* SUPPLIED MATERIAL
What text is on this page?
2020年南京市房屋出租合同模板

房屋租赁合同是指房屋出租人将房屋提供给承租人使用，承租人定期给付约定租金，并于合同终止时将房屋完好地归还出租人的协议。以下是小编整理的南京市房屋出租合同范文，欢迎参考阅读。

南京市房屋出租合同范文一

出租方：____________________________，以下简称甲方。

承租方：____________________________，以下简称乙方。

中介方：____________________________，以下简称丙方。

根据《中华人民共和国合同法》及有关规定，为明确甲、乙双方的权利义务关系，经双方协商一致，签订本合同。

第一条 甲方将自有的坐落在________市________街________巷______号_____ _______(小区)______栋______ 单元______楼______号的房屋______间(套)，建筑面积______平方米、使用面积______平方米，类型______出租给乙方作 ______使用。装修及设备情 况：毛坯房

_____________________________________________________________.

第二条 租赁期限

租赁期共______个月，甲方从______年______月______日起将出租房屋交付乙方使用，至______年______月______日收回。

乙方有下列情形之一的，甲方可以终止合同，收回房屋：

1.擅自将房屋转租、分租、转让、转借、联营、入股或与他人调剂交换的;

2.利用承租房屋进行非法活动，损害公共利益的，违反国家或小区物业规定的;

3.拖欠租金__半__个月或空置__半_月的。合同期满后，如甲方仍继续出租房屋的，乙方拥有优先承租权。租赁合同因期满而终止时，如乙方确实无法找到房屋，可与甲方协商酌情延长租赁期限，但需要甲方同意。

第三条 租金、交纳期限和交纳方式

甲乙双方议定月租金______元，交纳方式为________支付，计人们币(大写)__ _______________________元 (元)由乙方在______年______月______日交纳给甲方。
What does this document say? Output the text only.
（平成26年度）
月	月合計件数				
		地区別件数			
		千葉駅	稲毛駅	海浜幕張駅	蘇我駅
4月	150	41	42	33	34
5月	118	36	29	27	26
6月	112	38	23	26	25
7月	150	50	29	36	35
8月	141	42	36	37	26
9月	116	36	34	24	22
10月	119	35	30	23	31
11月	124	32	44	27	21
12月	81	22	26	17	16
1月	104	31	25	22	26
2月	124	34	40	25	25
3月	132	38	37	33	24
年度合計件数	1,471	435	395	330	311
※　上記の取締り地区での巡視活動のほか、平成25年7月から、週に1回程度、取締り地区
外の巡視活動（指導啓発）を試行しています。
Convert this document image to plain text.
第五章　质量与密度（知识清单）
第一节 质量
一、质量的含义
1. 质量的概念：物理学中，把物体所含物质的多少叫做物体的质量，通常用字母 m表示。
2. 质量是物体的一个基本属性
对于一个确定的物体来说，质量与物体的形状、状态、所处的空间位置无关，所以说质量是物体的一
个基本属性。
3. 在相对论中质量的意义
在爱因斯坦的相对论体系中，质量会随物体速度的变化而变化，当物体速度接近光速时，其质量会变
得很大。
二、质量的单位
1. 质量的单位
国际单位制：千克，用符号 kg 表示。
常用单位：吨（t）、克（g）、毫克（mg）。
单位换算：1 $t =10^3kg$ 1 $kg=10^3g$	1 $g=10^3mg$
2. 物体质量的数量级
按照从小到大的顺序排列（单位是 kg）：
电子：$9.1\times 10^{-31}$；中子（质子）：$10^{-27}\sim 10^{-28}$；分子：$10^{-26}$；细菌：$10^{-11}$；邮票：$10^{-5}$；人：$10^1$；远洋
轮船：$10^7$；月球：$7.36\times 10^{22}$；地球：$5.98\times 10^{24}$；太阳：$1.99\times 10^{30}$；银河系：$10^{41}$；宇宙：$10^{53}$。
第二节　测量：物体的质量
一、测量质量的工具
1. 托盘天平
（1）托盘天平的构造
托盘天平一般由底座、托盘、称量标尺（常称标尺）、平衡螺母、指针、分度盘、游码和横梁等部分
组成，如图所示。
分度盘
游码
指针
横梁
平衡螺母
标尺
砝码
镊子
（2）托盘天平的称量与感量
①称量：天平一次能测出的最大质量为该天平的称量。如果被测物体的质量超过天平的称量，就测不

* WHAT NEEDS TO BE DONE
The line containing "Convert this document image to plain text." and every line after it, through the end of the records, should be repeated exactly and alone.

* WRITTEN ANSWER
Convert this document image to plain text.
第五章　质量与密度（知识清单）
第一节 质量
一、质量的含义
1. 质量的概念：物理学中，把物体所含物质的多少叫做物体的质量，通常用字母 m表示。
2. 质量是物体的一个基本属性
对于一个确定的物体来说，质量与物体的形状、状态、所处的空间位置无关，所以说质量是物体的一
个基本属性。
3. 在相对论中质量的意义
在爱因斯坦的相对论体系中，质量会随物体速度的变化而变化，当物体速度接近光速时，其质量会变
得很大。
二、质量的单位
1. 质量的单位
国际单位制：千克，用符号 kg 表示。
常用单位：吨（t）、克（g）、毫克（mg）。
单位换算：1 $t =10^3kg$ 1 $kg=10^3g$	1 $g=10^3mg$
2. 物体质量的数量级
按照从小到大的顺序排列（单位是 kg）：
电子：$9.1\times 10^{-31}$；中子（质子）：$10^{-27}\sim 10^{-28}$；分子：$10^{-26}$；细菌：$10^{-11}$；邮票：$10^{-5}$；人：$10^1$；远洋
轮船：$10^7$；月球：$7.36\times 10^{22}$；地球：$5.98\times 10^{24}$；太阳：$1.99\times 10^{30}$；银河系：$10^{41}$；宇宙：$10^{53}$。
第二节　测量：物体的质量
一、测量质量的工具
1. 托盘天平
（1）托盘天平的构造
托盘天平一般由底座、托盘、称量标尺（常称标尺）、平衡螺母、指针、分度盘、游码和横梁等部分
组成，如图所示。
分度盘
游码
指针
横梁
平衡螺母
标尺
砝码
镊子
（2）托盘天平的称量与感量
①称量：天平一次能测出的最大质量为该天平的称量。如果被测物体的质量超过天平的称量，就测不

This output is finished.